● PROBLEM
Go through the material below and copy each line where the word "Autocorrelation" appears.

● MATERIAL FOR THIS TASK
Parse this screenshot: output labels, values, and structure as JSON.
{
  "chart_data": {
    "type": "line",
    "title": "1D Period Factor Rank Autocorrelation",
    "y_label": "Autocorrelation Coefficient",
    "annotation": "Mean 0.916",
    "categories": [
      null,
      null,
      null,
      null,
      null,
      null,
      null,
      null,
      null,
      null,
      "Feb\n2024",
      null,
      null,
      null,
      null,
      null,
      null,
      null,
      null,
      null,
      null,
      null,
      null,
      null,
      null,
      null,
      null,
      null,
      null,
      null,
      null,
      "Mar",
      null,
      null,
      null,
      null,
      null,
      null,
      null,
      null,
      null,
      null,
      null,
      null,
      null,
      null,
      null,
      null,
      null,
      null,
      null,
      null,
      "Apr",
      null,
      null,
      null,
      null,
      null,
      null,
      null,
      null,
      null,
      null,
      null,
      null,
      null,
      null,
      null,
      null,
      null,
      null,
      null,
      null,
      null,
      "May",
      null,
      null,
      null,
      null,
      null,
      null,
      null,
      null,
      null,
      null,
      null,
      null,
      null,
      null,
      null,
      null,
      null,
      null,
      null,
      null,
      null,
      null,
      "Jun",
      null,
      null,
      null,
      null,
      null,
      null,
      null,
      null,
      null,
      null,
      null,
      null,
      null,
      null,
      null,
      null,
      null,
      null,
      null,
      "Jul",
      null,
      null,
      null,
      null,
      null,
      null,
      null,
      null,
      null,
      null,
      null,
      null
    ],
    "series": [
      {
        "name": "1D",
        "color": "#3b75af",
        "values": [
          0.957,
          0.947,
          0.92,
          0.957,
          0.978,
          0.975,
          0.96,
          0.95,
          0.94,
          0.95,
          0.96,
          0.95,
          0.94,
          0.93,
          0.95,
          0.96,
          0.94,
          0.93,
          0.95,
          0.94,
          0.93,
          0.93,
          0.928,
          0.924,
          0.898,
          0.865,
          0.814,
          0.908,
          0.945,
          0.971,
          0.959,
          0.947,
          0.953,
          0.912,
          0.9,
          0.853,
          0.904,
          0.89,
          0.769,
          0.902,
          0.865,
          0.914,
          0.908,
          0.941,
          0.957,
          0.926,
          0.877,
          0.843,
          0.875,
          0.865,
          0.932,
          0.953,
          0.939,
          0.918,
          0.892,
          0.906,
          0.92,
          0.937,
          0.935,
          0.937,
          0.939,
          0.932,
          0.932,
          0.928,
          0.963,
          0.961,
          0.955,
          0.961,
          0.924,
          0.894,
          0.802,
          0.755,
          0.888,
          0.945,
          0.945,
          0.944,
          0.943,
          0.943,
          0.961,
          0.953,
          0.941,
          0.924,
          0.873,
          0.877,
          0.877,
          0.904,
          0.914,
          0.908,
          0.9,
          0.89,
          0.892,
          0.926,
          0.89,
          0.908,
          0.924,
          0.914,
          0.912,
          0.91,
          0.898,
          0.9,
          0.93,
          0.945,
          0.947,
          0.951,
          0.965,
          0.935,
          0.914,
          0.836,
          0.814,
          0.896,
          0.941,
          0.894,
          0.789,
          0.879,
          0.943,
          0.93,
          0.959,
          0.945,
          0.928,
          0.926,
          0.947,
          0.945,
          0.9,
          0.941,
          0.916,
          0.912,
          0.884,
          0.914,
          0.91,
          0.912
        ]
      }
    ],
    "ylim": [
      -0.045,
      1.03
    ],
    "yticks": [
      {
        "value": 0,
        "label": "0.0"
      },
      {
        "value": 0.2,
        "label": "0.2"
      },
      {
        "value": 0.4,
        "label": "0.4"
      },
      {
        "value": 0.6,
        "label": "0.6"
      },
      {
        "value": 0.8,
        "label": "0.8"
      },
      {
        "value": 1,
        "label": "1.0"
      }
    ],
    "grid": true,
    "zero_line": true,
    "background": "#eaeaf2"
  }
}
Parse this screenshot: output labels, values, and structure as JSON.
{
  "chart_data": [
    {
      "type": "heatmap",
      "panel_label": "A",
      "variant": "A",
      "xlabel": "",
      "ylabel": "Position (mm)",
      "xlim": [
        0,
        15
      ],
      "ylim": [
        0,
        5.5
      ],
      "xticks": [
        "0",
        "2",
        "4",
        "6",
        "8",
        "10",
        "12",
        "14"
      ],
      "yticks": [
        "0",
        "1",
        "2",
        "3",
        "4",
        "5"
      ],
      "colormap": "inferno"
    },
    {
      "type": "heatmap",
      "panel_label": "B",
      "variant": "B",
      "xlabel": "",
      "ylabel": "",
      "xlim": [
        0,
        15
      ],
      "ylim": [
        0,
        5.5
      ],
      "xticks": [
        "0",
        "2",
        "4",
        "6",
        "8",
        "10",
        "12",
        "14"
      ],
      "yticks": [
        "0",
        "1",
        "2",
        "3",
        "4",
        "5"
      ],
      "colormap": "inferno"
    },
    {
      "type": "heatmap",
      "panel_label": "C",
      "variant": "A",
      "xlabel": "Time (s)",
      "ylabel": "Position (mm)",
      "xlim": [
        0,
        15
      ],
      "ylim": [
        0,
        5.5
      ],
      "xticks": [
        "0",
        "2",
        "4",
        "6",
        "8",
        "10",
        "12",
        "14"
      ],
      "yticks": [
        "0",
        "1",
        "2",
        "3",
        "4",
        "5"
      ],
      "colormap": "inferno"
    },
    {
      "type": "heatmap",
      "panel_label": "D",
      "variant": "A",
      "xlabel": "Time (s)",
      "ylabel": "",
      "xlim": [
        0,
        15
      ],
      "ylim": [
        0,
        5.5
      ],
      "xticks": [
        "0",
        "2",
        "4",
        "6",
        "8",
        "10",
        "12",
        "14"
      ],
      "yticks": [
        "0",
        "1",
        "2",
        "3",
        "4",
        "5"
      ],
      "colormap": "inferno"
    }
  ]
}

● RESPONSE
    "title": "1D Period Factor Rank Autocorrelation",
    "y_label": "Autocorrelation Coefficient",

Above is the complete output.